DOCUMENT EXTRACT:
<<<<

A move to counteract Nvidia’s GTX670 and to put Tahiti’s frequency abilities to good use

Jul 5, 2012 09:01 GMT  ·  By

AMD’s Tahiti GPUs seem to be a complete success. Even if its GPUs are bigger, hotter and half a year older than Nvidia’s Kepler, AMD is able to achieve very high frequencies, beat dozens of benchmark records, beat Nvidia’s chips in most non-Nvidia optimized games and offer ten times the GPU compute performance in DP FP64.

The company is well-aware that all these might easily go away, as Nvidia’s Kepler is a very efficient GPU design – quite a bit more powerful than AMD’s Tahiti, as it is able to compete despite having over half a billion less transistors and a 33% narrower memory BUS.

Therefore, AMD is simply increasing the frequency ratings of its Radeon HD 7950 video card specifically to better compete with Nvidia’s GeForce GTX 670.

One other move is that the fabless GPU and CPU designer is reportedly allowing its partners to build custom boards with modified PCBs, cooling systems and increased frequencies.

>>>>

RECORDED INFORMATION:
<<<<

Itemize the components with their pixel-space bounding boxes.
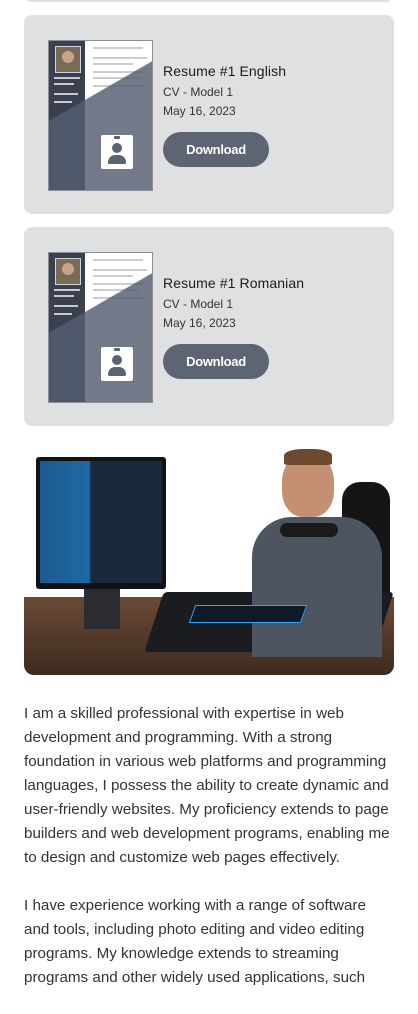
id-badge-icon bbox=[101, 347, 133, 381]
about-text: I am a skilled professional with experti… bbox=[24, 702, 394, 1014]
developer-photo bbox=[24, 447, 394, 675]
resume-title[interactable]: Resume #1 English bbox=[163, 63, 286, 79]
resume-model: CV - Model 1 bbox=[163, 297, 234, 311]
download-button[interactable]: Download bbox=[163, 132, 269, 167]
person-hair bbox=[284, 449, 332, 465]
resume-date: May 16, 2023 bbox=[163, 104, 236, 118]
resume-date: May 16, 2023 bbox=[163, 316, 236, 330]
download-button[interactable]: Download bbox=[163, 344, 269, 379]
monitor-screen bbox=[40, 461, 162, 583]
id-badge-icon bbox=[101, 135, 133, 169]
keyboard bbox=[188, 605, 308, 623]
monitor-stand bbox=[84, 589, 120, 629]
resume-title[interactable]: Resume #1 Romanian bbox=[163, 275, 304, 291]
about-paragraph-1: I am a skilled professional with experti… bbox=[24, 705, 390, 866]
headset bbox=[280, 523, 338, 537]
resume-thumbnail[interactable] bbox=[48, 252, 153, 403]
resume-card-english: Resume #1 English CV - Model 1 May 16, 2… bbox=[24, 15, 394, 214]
resume-model: CV - Model 1 bbox=[163, 85, 234, 99]
resume-thumbnail[interactable] bbox=[48, 40, 153, 191]
resume-card-romanian: Resume #1 Romanian CV - Model 1 May 16, … bbox=[24, 227, 394, 426]
previous-card-edge bbox=[24, 0, 394, 2]
person-shirt bbox=[252, 517, 382, 657]
resume-info: Resume #1 English CV - Model 1 May 16, 2… bbox=[163, 63, 286, 123]
about-paragraph-2: I have experience working with a range o… bbox=[24, 897, 366, 986]
resume-info: Resume #1 Romanian CV - Model 1 May 16, … bbox=[163, 275, 304, 335]
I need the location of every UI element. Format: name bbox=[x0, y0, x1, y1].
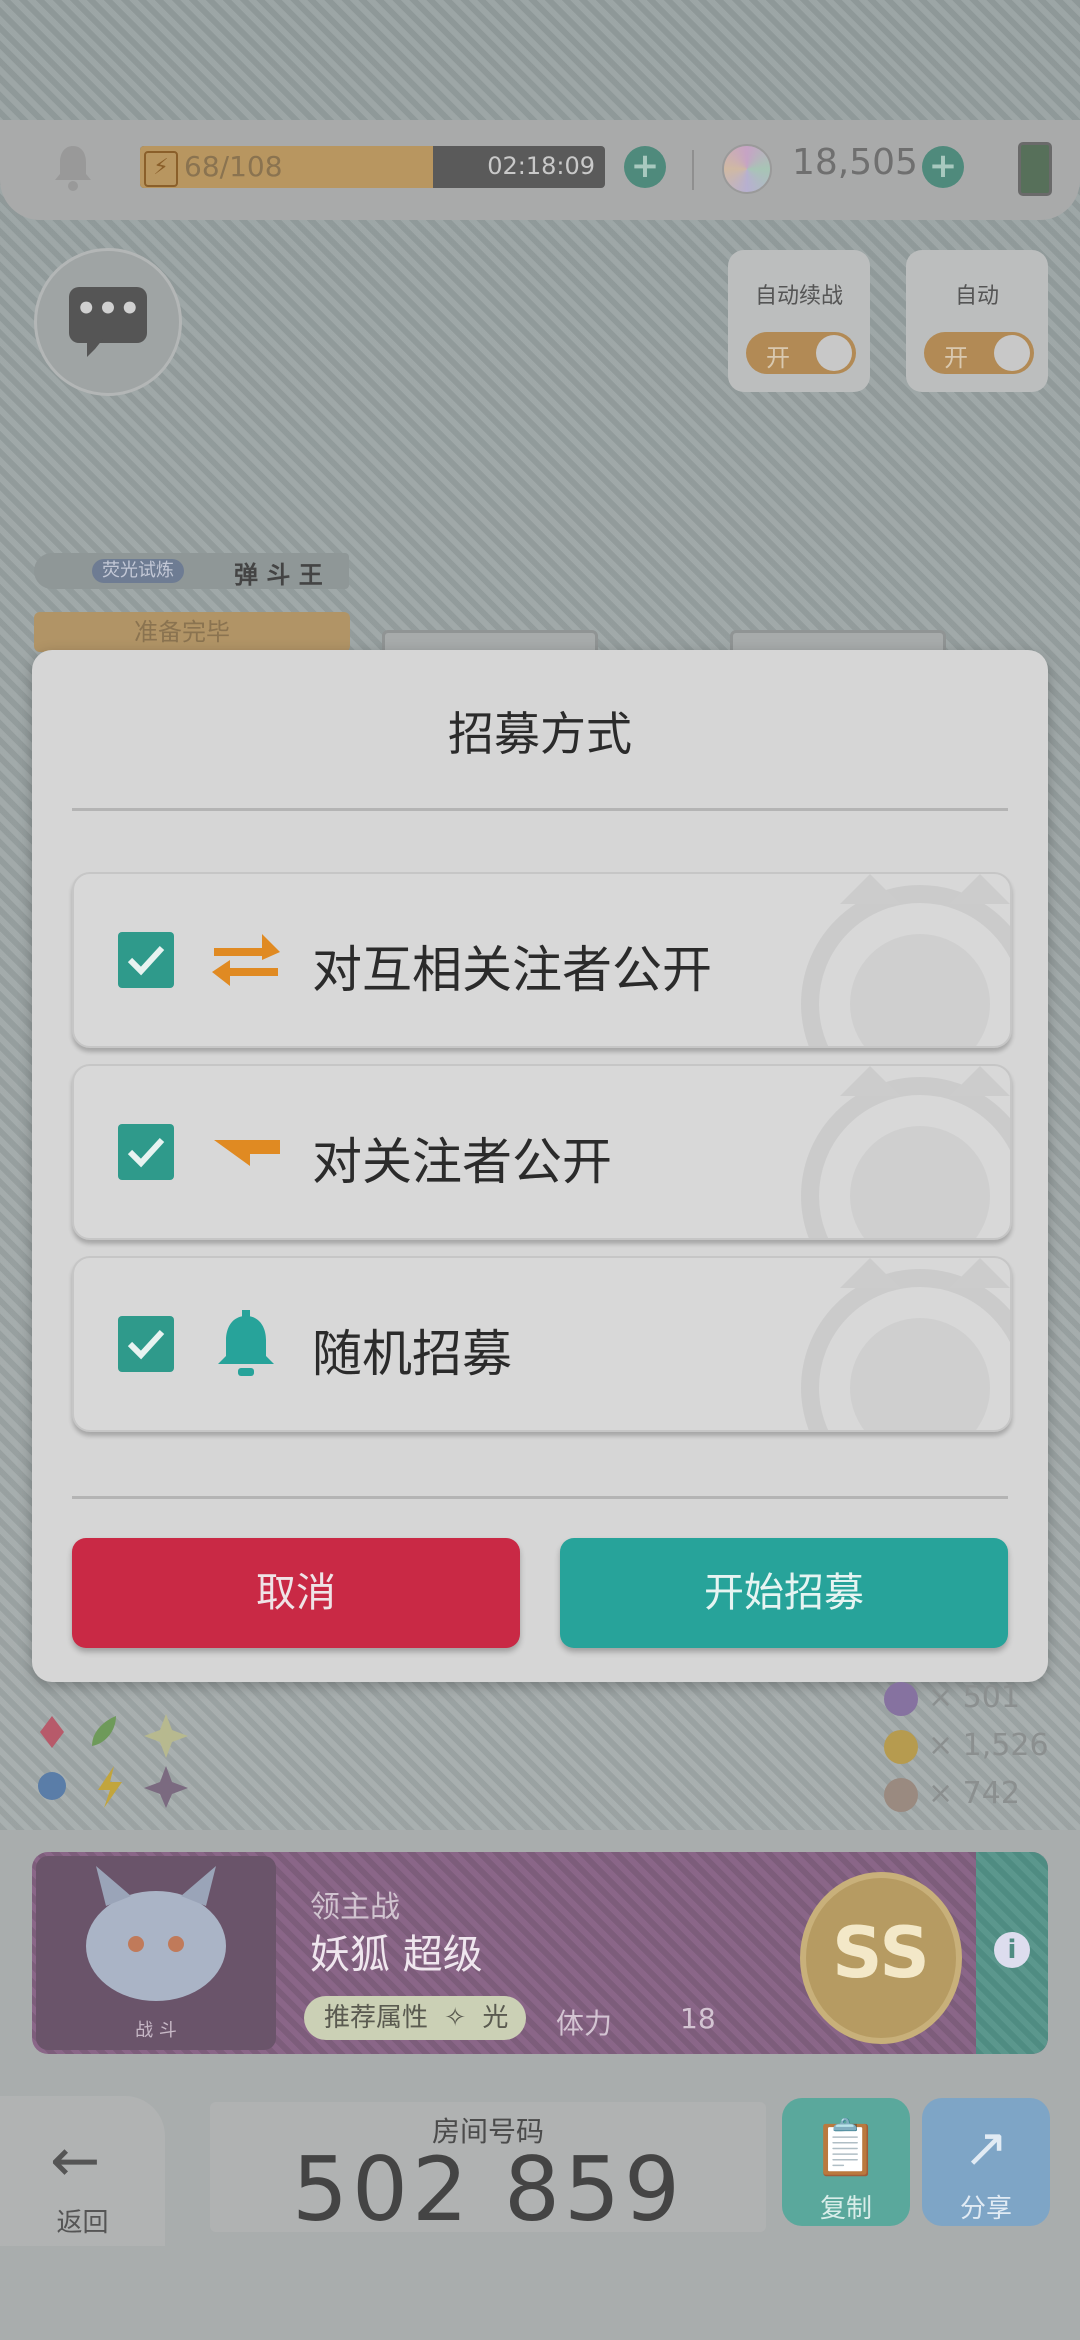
option-random[interactable]: 随机招募 bbox=[72, 1256, 1012, 1432]
reward-icon bbox=[884, 1729, 918, 1764]
lightning-icon: ⚡ bbox=[144, 151, 178, 187]
boss-banner[interactable]: 战 斗 领主战 妖狐 超级 推荐属性 ✧ 光 体力 18 SS i bbox=[32, 1852, 1048, 2054]
rank-badge: SS bbox=[800, 1872, 962, 2044]
element-attribute-icons bbox=[38, 1714, 188, 1808]
ready-status: 准备完毕 bbox=[34, 612, 350, 652]
option-label: 对互相关注者公开 bbox=[312, 941, 712, 999]
reward-icon bbox=[884, 1681, 918, 1716]
stamina-cost-value: 18 bbox=[680, 2002, 716, 2035]
room-number-box: 房间号码 502 859 bbox=[210, 2102, 766, 2241]
mutual-arrows-icon bbox=[212, 934, 280, 986]
auto-continue-label: 自动续战 bbox=[754, 284, 843, 309]
bell-icon bbox=[218, 1310, 274, 1376]
back-label: 返回 bbox=[56, 2208, 109, 2238]
gem-icon bbox=[722, 144, 772, 194]
reward-amount: × 742 bbox=[928, 1776, 1020, 1811]
reward-amount: × 1,526 bbox=[928, 1728, 1049, 1763]
light-element-icon: ✧ bbox=[444, 2003, 467, 2033]
gem-count: 18,505 bbox=[792, 142, 918, 183]
auto-card: 自动 开 bbox=[906, 250, 1048, 392]
reward-icon bbox=[884, 1777, 918, 1812]
stamina-cost-label: 体力 bbox=[556, 2007, 613, 2040]
chat-icon: ••• bbox=[69, 287, 147, 357]
battle-mode: 领主战 bbox=[310, 1890, 400, 1925]
dialog-title: 招募方式 bbox=[448, 707, 632, 761]
start-recruit-button[interactable]: 开始招募 bbox=[560, 1538, 1008, 1648]
recommended-label: 推荐属性 bbox=[324, 2003, 429, 2033]
stamina-bar: ⚡ 68/108 02:18:09 bbox=[140, 146, 605, 188]
add-stamina-button[interactable]: + bbox=[624, 146, 666, 188]
player-title-badge: 荧光试炼 bbox=[92, 559, 184, 583]
auto-continue-toggle[interactable]: 开 bbox=[746, 332, 856, 374]
auto-toggle-text: 开 bbox=[944, 344, 968, 372]
divider bbox=[72, 1496, 1008, 1499]
follow-flag-icon bbox=[214, 1140, 280, 1166]
clipboard-icon: 📋 bbox=[812, 2116, 880, 2179]
watermark-emblem-icon bbox=[801, 1066, 1010, 1238]
watermark-emblem-icon bbox=[801, 1258, 1010, 1430]
reward-count: × 742 bbox=[884, 1776, 1020, 1812]
toggle-knob bbox=[994, 335, 1030, 371]
share-icon: ↗ bbox=[963, 2116, 1009, 2179]
copy-button[interactable]: 📋 复制 bbox=[782, 2098, 910, 2226]
recruit-method-dialog: 招募方式 对互相关注者公开 对关注者公开 随机招募 取消 开始招募 bbox=[32, 650, 1048, 1682]
stamina-text: 68/108 bbox=[184, 150, 283, 183]
reward-count: × 1,526 bbox=[884, 1728, 1049, 1764]
back-button[interactable]: ← 返回 bbox=[0, 2096, 165, 2246]
auto-continue-toggle-text: 开 bbox=[766, 344, 790, 372]
chat-button[interactable]: ••• bbox=[34, 248, 182, 396]
option-label: 对关注者公开 bbox=[312, 1133, 612, 1191]
status-divider bbox=[692, 150, 694, 190]
player-name: 弹 斗 王 bbox=[234, 561, 323, 589]
share-button[interactable]: ↗ 分享 bbox=[922, 2098, 1050, 2226]
boss-name: 妖狐 超级 bbox=[310, 1932, 483, 1978]
auto-continue-card: 自动续战 开 bbox=[728, 250, 870, 392]
top-status-bar: ⚡ 68/108 02:18:09 + 18,505 + bbox=[0, 120, 1080, 220]
auto-toggle[interactable]: 开 bbox=[924, 332, 1034, 374]
info-icon: i bbox=[994, 1932, 1030, 1968]
notification-bell-icon[interactable] bbox=[52, 142, 94, 192]
toggle-knob bbox=[816, 335, 852, 371]
share-label: 分享 bbox=[959, 2194, 1012, 2224]
boss-info-button[interactable]: i bbox=[976, 1852, 1048, 2054]
option-mutual-followers[interactable]: 对互相关注者公开 bbox=[72, 872, 1012, 1048]
cancel-button[interactable]: 取消 bbox=[72, 1538, 520, 1648]
battle-label: 战 斗 bbox=[135, 2020, 177, 2041]
option-label: 随机招募 bbox=[312, 1325, 512, 1383]
watermark-emblem-icon bbox=[801, 874, 1010, 1046]
recommended-attribute: 推荐属性 ✧ 光 bbox=[304, 1996, 527, 2040]
option-followers[interactable]: 对关注者公开 bbox=[72, 1064, 1012, 1240]
checkbox-checked[interactable] bbox=[118, 1316, 174, 1372]
checkbox-checked[interactable] bbox=[118, 932, 174, 988]
fox-monster-icon bbox=[86, 1866, 226, 2001]
auto-label: 自动 bbox=[954, 284, 999, 309]
reward-amount: × 501 bbox=[928, 1680, 1020, 1715]
back-arrow-icon: ← bbox=[50, 2126, 101, 2196]
player-tag: 荧光试炼 弹 斗 王 bbox=[34, 553, 349, 589]
copy-label: 复制 bbox=[819, 2194, 872, 2224]
recommended-value: 光 bbox=[482, 2003, 509, 2033]
battery-icon bbox=[1018, 142, 1052, 196]
add-gem-button[interactable]: + bbox=[922, 146, 964, 188]
stamina-timer: 02:18:09 bbox=[487, 152, 595, 180]
reward-count: × 501 bbox=[884, 1680, 1020, 1716]
divider bbox=[72, 808, 1008, 811]
boss-portrait: 战 斗 bbox=[36, 1856, 276, 2050]
checkbox-checked[interactable] bbox=[118, 1124, 174, 1180]
room-number: 502 859 bbox=[292, 2138, 684, 2241]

>>>>

SET OF TASKS:
• 1. Please condense the paragraph in the Radeon HD 7950 article that begins "AMD’s Tahiti GPUs seem to be a complete success" into a shorter version that keeps its main facts.
• 2. Continue the Radeon HD 7950 article past its final sentence, adding a few sentences in the same style.

ANSWERS FOR THE TASKS:
• 1. AMD’s Tahiti GPUs appear highly successful. Though bigger, hotter and six months older than Nvidia’s Kepler, they reach very high frequencies, have broken dozens of benchmark records, beat Nvidia’s chips in most games not optimized for Nvidia, and deliver ten times the DP FP64 compute performance.

• 2.
It is not like AMD’s Radeon HD 7000 has not been already modified in every way imaginable including a 12-cm cooling fan and an additional extra VRM card, but now AMD is setting the pace by clocking its own reference design at over 1 GHz GPU speed.

Sources indicate that the rest of the specifications will remain the same, as the card will boost 1,792 shader cores with the new GCN architecture, 112 TMUs, 32 ROPs and the 384-bit wide GDDR5 memory BUS serving the same 3 GB of memory.

We don’t know yet if the memory frequency will be also raised, but we think that Nvidia has some tough competition coming their way in the $350 ~ $400 range.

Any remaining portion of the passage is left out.